WHAT THIS TASK INVOLVES: Copy every line of the listing that holds the string "document".
# # #
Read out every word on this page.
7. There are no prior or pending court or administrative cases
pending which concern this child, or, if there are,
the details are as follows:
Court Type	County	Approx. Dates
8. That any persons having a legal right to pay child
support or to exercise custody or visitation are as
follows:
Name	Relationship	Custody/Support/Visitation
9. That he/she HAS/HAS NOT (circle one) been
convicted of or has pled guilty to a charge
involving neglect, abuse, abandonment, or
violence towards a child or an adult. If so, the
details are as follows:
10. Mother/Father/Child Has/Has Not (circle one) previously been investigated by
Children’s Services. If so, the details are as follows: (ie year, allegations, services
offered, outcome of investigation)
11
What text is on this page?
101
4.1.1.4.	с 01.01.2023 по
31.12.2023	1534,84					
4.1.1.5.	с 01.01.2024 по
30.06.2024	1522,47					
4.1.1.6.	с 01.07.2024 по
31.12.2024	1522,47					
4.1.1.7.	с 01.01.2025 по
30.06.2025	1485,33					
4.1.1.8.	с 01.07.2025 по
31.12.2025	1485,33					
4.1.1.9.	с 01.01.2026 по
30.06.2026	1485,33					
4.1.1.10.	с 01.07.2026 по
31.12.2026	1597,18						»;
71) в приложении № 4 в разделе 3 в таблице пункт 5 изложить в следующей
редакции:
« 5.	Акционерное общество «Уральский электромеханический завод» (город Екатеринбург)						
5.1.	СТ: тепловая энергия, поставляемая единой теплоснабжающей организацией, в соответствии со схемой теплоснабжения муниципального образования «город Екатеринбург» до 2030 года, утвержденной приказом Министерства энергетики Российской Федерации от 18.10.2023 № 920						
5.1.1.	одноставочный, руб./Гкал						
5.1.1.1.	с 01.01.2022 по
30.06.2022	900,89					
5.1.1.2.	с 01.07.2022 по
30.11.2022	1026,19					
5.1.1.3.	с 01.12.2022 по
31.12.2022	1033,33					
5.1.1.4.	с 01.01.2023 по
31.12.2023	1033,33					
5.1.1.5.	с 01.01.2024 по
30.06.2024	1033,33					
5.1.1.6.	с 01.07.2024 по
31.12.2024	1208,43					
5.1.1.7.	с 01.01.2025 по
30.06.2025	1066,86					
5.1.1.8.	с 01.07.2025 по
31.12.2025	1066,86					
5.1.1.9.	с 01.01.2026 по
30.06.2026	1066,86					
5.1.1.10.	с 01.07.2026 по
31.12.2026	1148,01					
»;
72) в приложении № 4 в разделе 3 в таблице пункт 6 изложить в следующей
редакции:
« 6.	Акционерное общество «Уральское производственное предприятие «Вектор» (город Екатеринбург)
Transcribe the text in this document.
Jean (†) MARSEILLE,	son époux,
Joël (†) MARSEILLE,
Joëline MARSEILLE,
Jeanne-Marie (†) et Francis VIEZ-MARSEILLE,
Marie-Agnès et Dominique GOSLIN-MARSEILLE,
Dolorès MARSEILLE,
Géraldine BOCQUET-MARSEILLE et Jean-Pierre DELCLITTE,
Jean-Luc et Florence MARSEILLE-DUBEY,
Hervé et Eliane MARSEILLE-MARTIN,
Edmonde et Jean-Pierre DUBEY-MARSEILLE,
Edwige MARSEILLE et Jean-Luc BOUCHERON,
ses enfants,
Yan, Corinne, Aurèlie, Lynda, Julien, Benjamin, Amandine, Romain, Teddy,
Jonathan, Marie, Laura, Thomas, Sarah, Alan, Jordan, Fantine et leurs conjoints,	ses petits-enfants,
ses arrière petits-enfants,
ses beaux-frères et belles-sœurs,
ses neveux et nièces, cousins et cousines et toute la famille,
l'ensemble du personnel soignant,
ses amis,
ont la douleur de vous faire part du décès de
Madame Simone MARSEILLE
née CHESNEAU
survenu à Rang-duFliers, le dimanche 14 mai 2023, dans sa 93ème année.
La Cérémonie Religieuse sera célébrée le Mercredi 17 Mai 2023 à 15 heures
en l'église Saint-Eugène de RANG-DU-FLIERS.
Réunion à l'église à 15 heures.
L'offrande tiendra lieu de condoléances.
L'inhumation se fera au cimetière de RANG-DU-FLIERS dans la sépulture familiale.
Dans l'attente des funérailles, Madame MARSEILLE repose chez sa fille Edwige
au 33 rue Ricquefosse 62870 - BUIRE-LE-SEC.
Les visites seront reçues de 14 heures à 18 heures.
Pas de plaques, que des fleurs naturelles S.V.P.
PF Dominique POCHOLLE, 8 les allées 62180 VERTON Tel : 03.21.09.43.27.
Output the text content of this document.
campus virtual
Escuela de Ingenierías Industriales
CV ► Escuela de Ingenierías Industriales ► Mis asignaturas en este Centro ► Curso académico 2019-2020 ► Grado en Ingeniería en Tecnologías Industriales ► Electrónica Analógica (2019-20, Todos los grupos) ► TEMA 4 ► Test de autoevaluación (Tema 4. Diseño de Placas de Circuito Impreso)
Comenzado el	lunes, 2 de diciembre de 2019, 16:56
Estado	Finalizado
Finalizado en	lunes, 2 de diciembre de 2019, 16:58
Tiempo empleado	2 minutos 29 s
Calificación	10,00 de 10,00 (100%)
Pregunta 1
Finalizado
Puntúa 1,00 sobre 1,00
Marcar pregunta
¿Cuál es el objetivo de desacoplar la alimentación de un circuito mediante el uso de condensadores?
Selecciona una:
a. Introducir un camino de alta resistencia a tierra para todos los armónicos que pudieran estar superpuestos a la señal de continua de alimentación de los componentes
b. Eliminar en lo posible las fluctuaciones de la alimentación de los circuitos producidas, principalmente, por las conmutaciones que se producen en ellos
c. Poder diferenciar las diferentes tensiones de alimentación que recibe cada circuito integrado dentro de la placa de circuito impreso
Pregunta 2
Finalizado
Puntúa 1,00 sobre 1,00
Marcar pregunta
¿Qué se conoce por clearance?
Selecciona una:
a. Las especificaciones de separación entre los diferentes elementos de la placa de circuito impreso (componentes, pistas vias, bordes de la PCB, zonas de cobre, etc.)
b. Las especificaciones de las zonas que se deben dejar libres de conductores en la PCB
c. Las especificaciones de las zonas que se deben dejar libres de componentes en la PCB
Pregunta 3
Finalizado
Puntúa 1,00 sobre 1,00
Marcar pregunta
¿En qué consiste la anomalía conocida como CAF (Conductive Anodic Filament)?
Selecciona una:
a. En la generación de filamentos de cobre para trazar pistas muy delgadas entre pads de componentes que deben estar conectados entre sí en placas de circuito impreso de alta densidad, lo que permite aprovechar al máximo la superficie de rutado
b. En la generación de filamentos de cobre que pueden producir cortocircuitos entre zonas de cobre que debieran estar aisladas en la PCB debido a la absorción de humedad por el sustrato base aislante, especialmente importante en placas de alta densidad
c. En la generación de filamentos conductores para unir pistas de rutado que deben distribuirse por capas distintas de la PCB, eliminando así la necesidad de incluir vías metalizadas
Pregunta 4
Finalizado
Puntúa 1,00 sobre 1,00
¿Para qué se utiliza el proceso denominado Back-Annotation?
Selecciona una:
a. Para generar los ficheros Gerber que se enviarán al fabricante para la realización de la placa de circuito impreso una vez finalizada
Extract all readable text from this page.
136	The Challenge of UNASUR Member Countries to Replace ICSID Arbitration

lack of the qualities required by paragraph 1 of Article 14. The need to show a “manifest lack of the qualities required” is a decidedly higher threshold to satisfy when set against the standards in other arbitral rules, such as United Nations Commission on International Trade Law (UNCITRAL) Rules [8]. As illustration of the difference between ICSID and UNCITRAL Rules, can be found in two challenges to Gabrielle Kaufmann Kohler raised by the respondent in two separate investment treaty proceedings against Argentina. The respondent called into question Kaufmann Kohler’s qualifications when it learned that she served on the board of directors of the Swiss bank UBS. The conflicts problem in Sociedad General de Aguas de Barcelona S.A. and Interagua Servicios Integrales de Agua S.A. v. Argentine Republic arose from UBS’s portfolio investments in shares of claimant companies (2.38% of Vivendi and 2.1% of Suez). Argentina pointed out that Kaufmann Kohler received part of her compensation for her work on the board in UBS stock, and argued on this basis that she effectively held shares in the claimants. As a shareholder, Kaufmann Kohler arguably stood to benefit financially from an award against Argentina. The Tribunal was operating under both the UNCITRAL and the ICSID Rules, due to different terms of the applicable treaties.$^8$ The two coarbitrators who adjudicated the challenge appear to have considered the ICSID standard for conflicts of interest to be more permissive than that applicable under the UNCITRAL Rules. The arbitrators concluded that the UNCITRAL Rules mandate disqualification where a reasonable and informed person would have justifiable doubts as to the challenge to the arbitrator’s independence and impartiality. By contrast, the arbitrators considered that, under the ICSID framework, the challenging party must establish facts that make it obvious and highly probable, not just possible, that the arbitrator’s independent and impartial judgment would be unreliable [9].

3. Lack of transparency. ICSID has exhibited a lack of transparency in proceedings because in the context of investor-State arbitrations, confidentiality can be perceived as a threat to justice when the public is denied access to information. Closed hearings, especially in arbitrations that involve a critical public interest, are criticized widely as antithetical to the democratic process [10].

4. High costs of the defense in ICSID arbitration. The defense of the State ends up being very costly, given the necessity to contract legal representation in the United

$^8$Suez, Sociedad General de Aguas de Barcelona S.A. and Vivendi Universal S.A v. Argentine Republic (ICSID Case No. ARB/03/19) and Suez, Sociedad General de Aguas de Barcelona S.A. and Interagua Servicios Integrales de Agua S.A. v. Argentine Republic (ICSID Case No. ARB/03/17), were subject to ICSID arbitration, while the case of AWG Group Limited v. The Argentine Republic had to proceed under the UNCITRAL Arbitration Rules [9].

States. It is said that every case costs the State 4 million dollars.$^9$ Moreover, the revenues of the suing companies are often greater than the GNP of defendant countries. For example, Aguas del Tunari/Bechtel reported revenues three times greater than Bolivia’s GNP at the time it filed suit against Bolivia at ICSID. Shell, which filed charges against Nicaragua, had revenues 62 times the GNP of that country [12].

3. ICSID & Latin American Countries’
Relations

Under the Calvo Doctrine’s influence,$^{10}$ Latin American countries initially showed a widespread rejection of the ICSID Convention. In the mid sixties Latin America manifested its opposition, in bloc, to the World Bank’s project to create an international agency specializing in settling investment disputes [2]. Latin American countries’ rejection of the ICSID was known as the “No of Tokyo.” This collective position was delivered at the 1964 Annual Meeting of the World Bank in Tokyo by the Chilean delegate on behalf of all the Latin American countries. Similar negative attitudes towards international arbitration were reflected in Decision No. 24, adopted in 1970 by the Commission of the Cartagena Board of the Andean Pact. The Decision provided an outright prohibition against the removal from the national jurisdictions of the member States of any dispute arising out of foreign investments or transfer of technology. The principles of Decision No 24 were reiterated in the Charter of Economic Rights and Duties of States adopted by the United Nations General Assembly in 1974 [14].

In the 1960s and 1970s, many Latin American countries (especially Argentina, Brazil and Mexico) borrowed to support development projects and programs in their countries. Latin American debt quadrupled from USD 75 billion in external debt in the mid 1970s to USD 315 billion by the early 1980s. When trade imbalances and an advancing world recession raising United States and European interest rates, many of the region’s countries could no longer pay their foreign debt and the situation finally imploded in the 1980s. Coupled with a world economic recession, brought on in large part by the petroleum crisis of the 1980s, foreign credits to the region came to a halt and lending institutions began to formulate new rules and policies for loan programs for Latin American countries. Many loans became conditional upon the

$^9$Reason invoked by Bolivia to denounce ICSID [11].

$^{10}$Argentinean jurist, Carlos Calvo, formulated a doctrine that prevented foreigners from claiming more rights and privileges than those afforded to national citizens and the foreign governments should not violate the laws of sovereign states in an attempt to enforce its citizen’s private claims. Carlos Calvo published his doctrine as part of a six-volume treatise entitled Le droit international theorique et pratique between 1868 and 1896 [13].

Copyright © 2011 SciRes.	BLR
# # #
CORRECT RESPONSE:
Transcribe the text in this document.
Output the text content of this document.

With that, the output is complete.